▶ [PROBLEM DESCRIPTION] Where does the string "values" appear in the records? Copy every line that contains it.

▶ [RECORDS FOR THIS TASK]
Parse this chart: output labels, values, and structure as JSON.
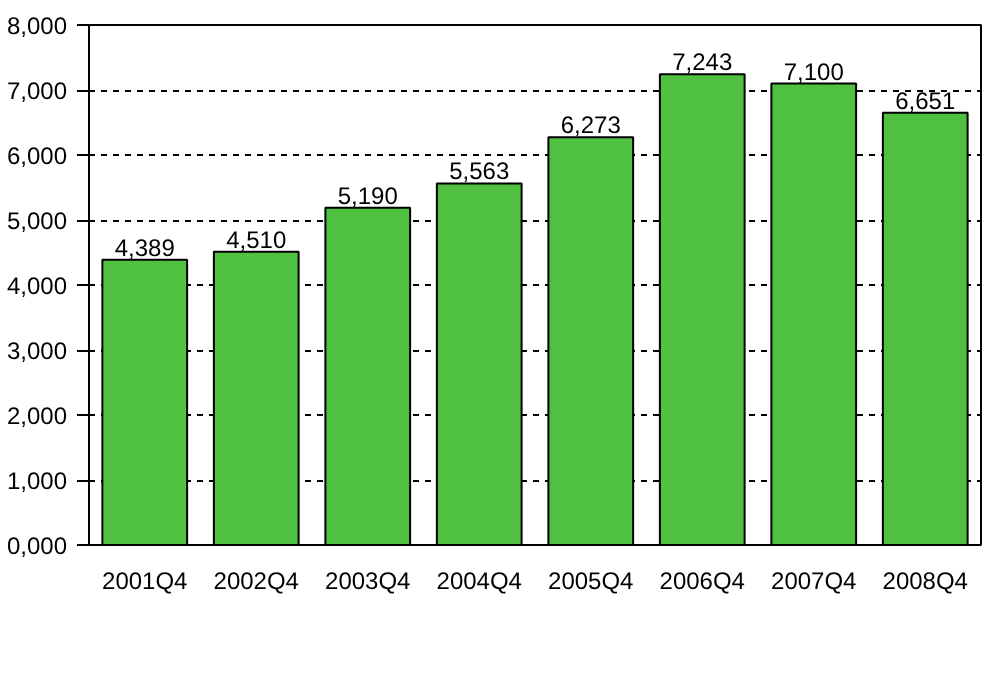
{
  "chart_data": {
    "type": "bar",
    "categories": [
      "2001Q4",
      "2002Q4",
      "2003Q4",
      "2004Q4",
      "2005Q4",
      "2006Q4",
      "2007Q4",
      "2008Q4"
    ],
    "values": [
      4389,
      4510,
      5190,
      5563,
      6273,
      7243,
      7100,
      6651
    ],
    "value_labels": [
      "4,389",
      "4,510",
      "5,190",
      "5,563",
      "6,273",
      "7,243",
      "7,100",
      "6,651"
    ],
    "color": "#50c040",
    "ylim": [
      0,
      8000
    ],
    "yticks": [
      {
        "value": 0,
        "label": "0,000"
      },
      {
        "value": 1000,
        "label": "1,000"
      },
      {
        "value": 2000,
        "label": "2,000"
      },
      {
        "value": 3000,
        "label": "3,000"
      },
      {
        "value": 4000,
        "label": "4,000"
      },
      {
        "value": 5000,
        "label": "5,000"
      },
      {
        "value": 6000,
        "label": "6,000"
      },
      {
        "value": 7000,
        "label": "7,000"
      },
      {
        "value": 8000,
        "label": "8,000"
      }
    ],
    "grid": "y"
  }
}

▶ [OUTPUT]
Parse this chart: output labels, values, and structure as JSON.
    "values": [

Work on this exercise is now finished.